● **Problem to work on**:
Search the data below for the string "реакций". Extract every line that contains it.

● **The data**:
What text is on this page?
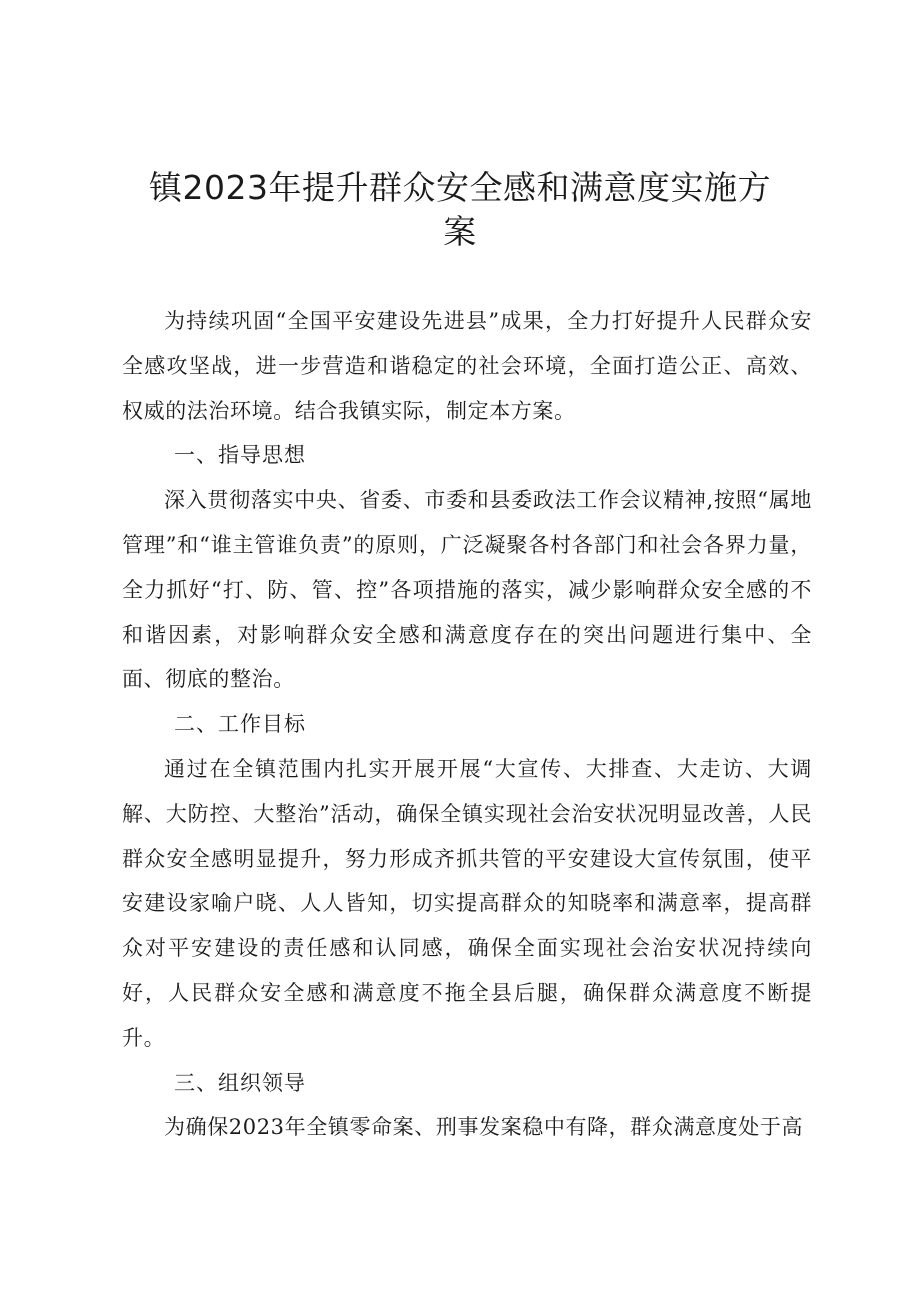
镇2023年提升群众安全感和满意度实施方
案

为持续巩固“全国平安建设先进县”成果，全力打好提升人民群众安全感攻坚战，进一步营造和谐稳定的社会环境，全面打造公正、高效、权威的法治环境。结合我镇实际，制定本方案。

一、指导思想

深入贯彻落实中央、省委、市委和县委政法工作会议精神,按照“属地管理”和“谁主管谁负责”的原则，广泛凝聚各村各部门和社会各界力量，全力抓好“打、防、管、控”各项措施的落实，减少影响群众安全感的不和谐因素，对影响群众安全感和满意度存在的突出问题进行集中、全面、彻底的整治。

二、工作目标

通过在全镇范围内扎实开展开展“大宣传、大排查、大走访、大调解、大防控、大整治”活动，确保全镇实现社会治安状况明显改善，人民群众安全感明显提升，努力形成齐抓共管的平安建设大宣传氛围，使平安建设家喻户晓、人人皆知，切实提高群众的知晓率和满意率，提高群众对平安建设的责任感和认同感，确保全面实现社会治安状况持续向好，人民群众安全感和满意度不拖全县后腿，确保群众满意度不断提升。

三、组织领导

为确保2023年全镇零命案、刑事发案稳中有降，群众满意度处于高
...
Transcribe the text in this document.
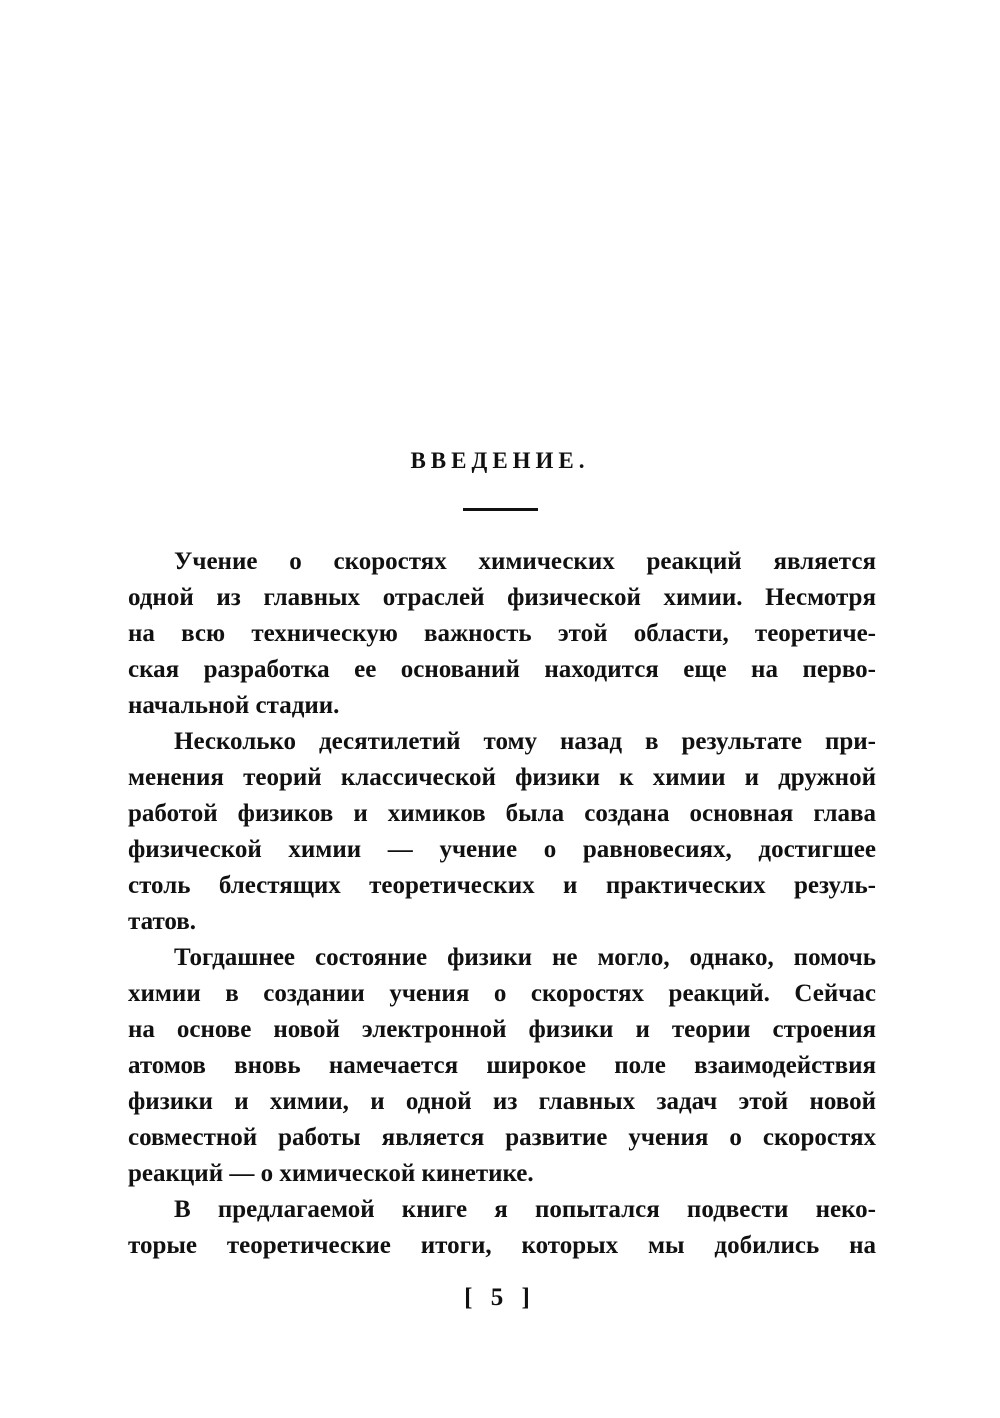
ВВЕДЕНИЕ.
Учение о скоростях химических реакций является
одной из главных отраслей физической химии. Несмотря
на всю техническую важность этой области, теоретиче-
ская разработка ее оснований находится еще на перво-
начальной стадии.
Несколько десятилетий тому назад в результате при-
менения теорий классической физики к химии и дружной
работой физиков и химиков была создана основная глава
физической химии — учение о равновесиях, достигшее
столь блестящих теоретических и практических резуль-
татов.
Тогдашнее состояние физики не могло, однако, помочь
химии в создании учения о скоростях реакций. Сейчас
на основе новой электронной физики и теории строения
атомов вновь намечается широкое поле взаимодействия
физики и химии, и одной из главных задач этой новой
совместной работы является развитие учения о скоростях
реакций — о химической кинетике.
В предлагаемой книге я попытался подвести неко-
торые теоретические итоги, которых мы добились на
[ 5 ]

● **Solution for this task**:
Учение о скоростях химических реакций является
химии в создании учения о скоростях реакций. Сейчас
реакций — о химической кинетике.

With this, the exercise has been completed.